Décès d’Alexei Navalny: des centaines de personnes rassemblées en Europe et aux Etats-Unis pour lui rendre hommage
Des centaines de personnes se sont rassemblées en Europe et aux Etats-Unis pour rendre hommage à l’opposant russe Alexei Navalny, décédé vendredi.
Le gouvernement britannique a convoqué les diplomates de l’ambassade de Russie vendredi soir pour leur faire savoir que les autorités russes sont tenues « pleinement responsables » de la mort de l’opposant numéro un au Kremlin, Alexeï Navalny.
Le ministère des Affaires étrangères britannique a également déclaré dans un communiqué que la mort de M. Navalny dans sa prison de l’Arctique devra « faire l’objet d’une enquête complète et transparente« . « Ces dernières années, les autorités l’ont emprisonné sur la base d’accusations fabriquées de toutes pièces, l’ont empoisonné avec un agent neurotoxique interdit et l’ont envoyé dans une colonie pénitentiaire de l’Arctique. Personne ne devrait douter de la nature brutale du système russe« , souligne un porte-parole.

Segment de données:

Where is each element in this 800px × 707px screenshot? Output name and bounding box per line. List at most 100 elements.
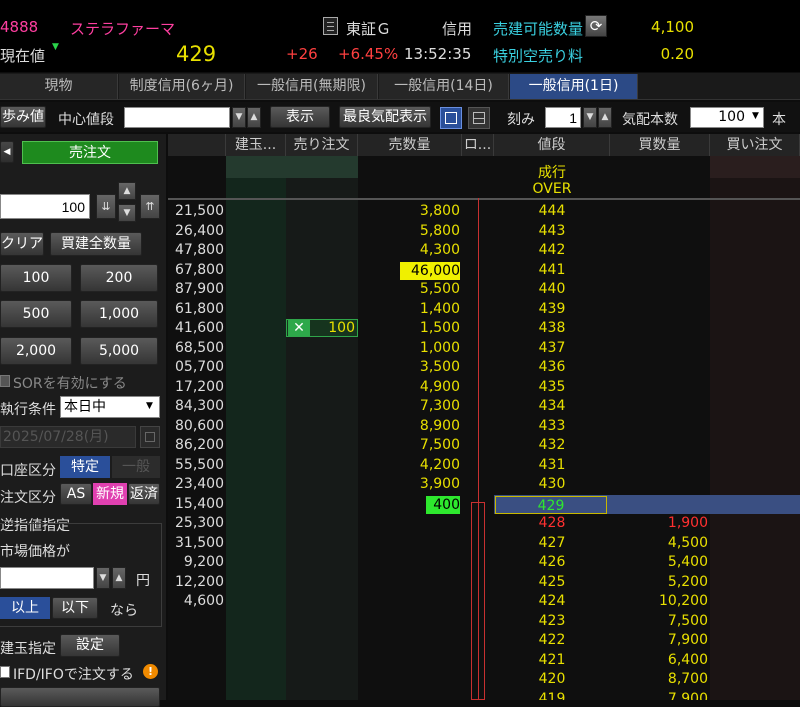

Consigne: Écrivez la suite de l'article sur la mort d'Alexeï Navalny, en reprenant juste après sa dernière phrase.

Réponse:
Le ministère des Affaires étrangères britannique a donc « convoqué l’ambassade de Russie afin d’indiquer clairement que nous tenons les autorités russes pleinement responsables », est-il précisé. Plus tôt vendredi, le chef de la diplomatie britannique David Cameron avait averti que le président russe Vladimir Poutine devrait « rendre des comptes » pour le décès de l’opposant politique, rendant hommage à son « courage ».
Dans la soirée, des centaines de personnes se sont rassemblées à travers l’Europe et aux Etats-Unis pour rendre hommage à Alexeï Navalny, qui est mort à l’âge de 47 ans dans la colonie pénitentiaire où il purgeait une peine de 19 ans de prison. Dans la capitale britannique, plusieurs dizaines de personnes se sont rassemblées en face de l’ambassade de Russie, derrière des barrières, portant des pancartes en anglais ou en russe disant « Poutine assassin », « Assassins », « Navalny notre héros », « Ma Russie est en prison », « N’abandonnez pas », « Nous sommes Navalny » ou encore « Poutine brûle en enfer ».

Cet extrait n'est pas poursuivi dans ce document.